_Task to complete:_ Comb the records below for the string "executeFindMultiInternal" and copy each line where it turns up.

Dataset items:
------------------------

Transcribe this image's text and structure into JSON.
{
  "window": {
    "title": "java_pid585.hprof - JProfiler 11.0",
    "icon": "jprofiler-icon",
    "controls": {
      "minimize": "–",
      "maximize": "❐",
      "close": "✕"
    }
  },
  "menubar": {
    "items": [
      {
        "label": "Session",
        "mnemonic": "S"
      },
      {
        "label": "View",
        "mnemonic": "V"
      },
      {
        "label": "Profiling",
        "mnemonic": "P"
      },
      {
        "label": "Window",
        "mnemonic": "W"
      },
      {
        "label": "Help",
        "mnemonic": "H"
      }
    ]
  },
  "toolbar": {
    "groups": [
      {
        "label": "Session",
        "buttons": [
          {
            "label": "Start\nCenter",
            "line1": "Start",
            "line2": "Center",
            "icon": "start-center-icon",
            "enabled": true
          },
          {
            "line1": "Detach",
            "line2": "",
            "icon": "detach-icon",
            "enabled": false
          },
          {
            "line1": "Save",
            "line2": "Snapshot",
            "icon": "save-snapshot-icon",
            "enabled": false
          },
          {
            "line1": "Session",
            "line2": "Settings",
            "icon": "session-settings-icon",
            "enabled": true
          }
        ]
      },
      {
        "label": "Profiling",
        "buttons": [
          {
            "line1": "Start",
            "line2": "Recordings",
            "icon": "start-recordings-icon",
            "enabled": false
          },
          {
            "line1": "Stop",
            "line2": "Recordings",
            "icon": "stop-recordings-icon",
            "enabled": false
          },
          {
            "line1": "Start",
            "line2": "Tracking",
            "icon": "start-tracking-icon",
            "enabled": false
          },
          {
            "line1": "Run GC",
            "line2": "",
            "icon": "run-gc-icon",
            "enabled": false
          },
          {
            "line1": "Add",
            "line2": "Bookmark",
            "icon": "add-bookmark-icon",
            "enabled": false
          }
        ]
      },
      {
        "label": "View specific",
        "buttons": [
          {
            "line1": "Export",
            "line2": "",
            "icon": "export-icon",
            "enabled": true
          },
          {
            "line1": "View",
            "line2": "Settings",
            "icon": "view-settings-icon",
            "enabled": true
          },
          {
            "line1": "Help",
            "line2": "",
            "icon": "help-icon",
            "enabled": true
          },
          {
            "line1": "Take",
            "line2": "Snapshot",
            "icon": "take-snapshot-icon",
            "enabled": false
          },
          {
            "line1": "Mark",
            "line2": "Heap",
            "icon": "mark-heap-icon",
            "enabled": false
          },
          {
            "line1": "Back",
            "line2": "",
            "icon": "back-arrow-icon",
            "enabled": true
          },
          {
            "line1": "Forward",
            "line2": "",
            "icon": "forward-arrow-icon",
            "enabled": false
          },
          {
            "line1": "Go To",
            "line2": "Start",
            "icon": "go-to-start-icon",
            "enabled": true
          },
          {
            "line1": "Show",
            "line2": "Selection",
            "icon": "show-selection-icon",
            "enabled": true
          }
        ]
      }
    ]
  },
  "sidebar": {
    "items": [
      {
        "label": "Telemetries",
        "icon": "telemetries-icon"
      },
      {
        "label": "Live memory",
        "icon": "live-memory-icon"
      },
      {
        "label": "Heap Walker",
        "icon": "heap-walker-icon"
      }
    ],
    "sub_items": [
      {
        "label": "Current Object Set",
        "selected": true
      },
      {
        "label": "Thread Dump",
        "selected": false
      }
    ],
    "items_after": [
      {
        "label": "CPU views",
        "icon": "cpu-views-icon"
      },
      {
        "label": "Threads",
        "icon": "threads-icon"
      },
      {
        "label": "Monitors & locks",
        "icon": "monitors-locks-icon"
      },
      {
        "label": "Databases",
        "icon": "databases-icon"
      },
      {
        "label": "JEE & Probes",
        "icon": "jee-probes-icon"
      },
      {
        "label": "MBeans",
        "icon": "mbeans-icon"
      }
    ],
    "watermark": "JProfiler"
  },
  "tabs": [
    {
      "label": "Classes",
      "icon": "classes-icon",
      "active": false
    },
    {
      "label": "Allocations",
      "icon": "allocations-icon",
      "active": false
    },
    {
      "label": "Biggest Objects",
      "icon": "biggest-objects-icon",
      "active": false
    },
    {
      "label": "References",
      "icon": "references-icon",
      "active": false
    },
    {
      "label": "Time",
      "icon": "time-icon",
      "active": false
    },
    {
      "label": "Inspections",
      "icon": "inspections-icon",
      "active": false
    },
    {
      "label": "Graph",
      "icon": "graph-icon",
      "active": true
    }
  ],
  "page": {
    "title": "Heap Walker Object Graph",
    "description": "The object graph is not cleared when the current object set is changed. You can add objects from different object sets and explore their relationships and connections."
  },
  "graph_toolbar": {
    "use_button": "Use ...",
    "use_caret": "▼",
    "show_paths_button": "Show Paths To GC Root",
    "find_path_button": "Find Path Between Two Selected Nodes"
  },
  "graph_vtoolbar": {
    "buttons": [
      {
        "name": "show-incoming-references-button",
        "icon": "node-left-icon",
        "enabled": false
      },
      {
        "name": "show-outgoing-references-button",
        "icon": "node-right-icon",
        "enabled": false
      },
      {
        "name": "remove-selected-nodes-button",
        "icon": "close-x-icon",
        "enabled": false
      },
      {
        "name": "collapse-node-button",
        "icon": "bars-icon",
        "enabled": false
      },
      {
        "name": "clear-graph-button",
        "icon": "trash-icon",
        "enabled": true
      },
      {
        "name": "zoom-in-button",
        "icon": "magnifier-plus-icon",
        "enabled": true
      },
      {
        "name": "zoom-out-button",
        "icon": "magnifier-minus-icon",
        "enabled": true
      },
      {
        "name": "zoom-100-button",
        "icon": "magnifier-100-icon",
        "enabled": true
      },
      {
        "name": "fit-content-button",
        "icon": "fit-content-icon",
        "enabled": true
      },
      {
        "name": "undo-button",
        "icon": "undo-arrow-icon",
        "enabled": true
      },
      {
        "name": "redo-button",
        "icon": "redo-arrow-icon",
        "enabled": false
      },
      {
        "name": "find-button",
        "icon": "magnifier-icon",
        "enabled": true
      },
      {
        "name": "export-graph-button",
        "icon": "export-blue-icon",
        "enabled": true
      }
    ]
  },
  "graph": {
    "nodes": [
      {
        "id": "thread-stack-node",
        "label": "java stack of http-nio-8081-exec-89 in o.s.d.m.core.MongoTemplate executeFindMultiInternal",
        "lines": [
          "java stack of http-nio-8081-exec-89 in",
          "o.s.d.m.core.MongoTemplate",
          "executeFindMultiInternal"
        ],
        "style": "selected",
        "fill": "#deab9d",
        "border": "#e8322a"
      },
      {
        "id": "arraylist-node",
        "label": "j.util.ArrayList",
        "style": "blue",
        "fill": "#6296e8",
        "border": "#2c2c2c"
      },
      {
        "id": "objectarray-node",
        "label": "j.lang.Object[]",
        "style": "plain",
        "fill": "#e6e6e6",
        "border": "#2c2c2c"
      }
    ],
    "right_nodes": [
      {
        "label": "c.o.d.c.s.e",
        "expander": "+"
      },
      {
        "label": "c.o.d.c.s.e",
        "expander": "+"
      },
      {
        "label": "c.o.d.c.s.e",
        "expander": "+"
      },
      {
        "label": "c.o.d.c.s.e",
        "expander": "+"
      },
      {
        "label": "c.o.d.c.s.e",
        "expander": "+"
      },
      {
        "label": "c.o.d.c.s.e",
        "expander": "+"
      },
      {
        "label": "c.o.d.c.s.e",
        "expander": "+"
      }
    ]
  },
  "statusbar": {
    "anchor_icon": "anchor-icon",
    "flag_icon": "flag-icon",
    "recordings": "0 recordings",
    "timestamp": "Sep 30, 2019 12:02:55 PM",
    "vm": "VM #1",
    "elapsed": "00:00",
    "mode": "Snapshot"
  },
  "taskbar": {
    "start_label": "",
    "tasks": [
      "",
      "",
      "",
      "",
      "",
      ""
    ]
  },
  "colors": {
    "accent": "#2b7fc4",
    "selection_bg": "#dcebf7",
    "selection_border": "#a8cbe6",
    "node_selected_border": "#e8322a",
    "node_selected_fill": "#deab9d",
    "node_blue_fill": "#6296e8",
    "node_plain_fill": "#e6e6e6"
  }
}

------------------------

_Full answer:_
        "label": "java stack of http-nio-8081-exec-89 in o.s.d.m.core.MongoTemplate executeFindMultiInternal",
          "executeFindMultiInternal"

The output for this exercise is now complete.